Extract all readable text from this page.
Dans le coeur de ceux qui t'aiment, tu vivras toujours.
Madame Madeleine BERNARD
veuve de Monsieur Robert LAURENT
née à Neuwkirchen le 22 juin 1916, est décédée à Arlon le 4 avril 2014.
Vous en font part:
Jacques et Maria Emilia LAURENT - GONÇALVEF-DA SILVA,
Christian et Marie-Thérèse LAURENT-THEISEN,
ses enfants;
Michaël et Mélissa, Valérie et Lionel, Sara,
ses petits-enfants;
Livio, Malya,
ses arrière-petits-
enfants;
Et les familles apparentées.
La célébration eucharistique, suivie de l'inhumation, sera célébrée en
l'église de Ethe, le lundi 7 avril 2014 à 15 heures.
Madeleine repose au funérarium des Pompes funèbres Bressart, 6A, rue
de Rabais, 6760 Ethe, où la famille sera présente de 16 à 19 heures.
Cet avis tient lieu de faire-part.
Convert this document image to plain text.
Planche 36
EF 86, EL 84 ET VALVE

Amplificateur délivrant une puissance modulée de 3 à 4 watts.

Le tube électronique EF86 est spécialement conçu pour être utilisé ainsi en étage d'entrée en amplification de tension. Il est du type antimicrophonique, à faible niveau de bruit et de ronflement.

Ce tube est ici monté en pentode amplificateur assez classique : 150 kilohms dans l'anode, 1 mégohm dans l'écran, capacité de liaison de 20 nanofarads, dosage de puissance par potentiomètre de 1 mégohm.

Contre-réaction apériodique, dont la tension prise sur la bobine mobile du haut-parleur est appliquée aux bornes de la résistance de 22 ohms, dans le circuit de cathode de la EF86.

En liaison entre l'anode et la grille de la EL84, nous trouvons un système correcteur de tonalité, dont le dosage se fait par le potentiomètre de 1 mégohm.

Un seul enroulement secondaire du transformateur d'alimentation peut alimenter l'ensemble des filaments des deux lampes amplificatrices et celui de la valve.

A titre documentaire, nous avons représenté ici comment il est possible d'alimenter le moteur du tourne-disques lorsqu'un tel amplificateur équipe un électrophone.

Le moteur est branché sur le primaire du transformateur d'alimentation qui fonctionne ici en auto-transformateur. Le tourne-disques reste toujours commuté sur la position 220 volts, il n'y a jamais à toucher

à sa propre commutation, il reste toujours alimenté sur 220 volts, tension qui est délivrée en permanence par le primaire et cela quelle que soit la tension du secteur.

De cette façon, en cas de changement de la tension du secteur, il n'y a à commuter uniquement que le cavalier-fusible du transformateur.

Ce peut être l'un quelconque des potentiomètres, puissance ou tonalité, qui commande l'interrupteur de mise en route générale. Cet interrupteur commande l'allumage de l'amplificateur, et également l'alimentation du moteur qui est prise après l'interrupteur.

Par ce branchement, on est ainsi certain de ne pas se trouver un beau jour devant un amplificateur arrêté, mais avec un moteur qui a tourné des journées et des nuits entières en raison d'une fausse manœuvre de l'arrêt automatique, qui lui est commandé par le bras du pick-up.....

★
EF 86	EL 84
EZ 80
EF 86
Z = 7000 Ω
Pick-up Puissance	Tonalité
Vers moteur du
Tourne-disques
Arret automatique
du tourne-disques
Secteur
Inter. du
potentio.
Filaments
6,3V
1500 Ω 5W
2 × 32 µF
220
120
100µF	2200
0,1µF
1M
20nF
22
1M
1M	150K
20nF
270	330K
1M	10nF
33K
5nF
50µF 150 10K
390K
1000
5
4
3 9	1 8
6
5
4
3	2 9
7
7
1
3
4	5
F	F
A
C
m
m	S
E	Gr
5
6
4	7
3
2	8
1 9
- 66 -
□ □ □ □
*Given instruction:* Copy out each line in the listing that has the word "automatique".

*Solution to this exercise:*
Par ce branchement, on est ainsi certain de ne pas se trouver un beau jour devant un amplificateur arrêté, mais avec un moteur qui a tourné des journées et des nuits entières en raison d'une fausse manœuvre de l'arrêt automatique, qui lui est commandé par le bras du pick-up.....
Arret automatique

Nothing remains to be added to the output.